Saved data entries
>> START

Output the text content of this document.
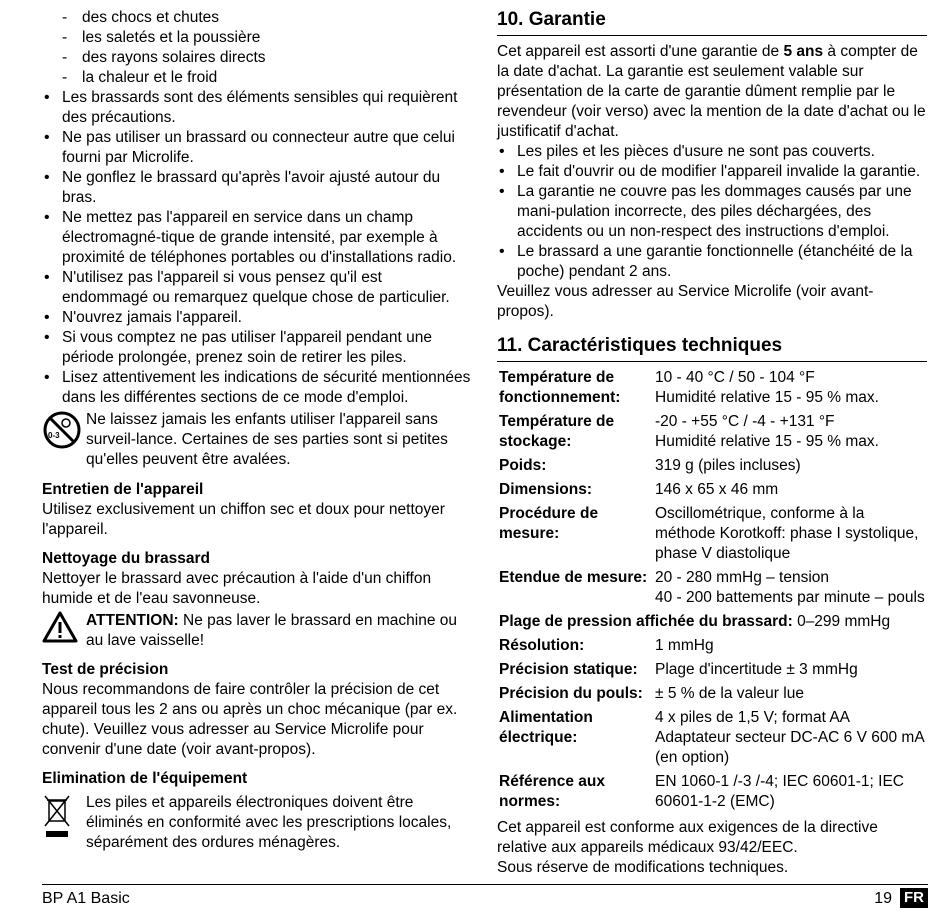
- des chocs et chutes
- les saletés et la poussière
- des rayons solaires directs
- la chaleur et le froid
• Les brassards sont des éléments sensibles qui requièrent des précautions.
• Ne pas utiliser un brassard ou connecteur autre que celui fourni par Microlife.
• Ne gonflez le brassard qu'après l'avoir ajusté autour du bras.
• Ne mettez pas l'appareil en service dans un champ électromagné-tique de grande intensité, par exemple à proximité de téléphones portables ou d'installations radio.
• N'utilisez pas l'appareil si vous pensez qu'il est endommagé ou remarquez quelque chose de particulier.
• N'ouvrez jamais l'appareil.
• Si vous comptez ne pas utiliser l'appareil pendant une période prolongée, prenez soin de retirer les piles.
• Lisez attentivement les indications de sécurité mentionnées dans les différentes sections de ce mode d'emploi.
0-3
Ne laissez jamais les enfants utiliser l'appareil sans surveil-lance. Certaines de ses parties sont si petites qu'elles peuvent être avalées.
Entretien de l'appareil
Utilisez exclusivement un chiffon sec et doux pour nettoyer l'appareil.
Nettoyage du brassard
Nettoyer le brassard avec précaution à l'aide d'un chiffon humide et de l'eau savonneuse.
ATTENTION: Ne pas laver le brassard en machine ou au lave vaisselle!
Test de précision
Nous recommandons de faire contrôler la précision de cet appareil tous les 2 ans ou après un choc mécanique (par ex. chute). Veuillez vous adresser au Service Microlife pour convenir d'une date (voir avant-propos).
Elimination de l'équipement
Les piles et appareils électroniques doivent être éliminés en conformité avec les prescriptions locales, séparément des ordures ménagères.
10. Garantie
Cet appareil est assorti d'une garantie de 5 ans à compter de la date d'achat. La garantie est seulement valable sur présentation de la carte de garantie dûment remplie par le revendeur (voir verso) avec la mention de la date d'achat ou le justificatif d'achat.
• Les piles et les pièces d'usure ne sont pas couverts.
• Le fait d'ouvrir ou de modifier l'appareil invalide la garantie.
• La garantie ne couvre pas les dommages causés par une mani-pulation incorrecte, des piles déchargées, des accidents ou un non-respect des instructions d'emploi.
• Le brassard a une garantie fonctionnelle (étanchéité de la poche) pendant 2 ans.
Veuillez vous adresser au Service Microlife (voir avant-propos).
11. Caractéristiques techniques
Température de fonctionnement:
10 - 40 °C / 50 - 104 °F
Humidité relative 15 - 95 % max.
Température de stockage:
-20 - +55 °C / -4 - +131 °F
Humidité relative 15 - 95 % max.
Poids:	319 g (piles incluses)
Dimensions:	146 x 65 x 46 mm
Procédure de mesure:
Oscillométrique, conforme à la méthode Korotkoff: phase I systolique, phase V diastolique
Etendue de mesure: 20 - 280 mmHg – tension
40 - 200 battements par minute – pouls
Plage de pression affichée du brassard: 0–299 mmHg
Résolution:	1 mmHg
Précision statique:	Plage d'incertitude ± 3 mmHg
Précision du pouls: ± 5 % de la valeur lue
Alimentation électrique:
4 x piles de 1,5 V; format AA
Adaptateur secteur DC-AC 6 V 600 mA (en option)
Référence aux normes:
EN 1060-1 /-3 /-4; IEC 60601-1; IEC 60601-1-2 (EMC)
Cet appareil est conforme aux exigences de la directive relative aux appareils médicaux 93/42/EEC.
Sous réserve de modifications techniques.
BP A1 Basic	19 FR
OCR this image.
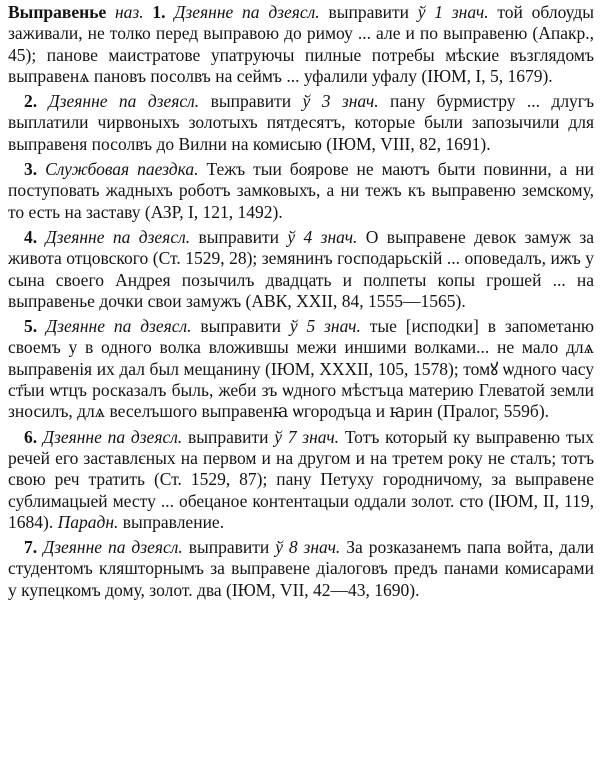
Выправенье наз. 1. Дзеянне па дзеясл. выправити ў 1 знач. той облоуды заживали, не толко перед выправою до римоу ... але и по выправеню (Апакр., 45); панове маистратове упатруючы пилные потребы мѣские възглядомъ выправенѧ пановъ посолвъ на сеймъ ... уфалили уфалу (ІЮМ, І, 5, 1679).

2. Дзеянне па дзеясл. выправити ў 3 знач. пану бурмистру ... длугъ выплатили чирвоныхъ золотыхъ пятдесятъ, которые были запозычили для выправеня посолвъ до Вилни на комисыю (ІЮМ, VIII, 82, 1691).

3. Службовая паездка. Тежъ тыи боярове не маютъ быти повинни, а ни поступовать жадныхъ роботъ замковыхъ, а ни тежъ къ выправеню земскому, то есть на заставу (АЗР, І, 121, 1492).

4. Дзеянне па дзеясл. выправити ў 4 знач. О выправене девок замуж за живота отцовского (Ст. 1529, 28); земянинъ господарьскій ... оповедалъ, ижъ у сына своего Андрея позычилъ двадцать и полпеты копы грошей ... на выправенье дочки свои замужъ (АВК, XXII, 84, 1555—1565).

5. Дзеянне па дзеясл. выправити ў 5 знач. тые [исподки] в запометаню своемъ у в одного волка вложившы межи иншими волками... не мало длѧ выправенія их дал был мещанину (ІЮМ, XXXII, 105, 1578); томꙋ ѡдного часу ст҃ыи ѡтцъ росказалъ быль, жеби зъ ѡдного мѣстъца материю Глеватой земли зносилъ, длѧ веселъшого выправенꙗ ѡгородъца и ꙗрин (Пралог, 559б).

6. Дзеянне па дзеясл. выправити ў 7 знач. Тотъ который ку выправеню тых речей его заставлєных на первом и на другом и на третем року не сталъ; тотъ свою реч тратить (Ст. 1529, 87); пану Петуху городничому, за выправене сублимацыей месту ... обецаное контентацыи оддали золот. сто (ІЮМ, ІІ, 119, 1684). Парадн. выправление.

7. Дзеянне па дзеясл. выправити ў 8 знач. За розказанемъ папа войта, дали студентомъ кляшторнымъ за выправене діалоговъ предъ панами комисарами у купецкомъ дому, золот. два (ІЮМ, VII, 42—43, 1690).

>> END

## The request
Show every line where the string "sont" appears.

## Answer to this exercise
• Les brassards sont des éléments sensibles qui requièrent des précautions.
Ne laissez jamais les enfants utiliser l'appareil sans surveil-lance. Certaines de ses parties sont si petites qu'elles peuvent être avalées.
• Les piles et les pièces d'usure ne sont pas couverts.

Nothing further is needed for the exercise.